**Supplied records**
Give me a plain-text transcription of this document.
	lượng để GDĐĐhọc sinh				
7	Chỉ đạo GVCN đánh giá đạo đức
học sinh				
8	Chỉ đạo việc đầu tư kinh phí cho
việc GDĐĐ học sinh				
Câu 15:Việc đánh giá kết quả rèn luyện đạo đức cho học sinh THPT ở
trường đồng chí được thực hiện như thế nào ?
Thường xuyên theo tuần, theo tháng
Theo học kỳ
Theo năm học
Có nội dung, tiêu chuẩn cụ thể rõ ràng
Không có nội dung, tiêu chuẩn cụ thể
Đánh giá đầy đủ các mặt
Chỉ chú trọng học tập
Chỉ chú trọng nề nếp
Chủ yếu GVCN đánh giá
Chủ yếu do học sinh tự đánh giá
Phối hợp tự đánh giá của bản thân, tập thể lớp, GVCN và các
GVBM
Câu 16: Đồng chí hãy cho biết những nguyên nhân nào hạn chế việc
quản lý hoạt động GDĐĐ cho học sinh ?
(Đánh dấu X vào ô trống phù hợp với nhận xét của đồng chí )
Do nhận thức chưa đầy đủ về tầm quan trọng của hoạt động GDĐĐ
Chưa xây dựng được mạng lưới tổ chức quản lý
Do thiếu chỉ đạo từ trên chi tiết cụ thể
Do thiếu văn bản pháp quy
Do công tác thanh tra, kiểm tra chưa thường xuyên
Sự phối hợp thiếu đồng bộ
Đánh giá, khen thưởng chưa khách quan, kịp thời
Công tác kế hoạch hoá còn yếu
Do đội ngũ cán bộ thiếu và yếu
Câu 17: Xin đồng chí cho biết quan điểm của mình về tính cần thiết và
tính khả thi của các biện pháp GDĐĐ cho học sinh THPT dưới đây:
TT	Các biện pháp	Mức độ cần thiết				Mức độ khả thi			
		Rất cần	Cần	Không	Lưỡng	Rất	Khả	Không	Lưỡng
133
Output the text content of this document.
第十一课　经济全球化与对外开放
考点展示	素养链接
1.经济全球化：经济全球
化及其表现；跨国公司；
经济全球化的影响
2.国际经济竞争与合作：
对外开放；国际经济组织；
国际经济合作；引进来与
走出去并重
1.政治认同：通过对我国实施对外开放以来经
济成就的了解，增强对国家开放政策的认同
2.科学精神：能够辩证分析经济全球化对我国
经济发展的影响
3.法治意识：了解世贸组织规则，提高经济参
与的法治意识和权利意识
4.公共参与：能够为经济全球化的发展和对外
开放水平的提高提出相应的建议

**Task brief**
Filter out every line that lacks the word "tính", and copy the rest.

**Complete output**
Câu 17: Xin đồng chí cho biết quan điểm của mình về tính cần thiết và
tính khả thi của các biện pháp GDĐĐ cho học sinh THPT dưới đây:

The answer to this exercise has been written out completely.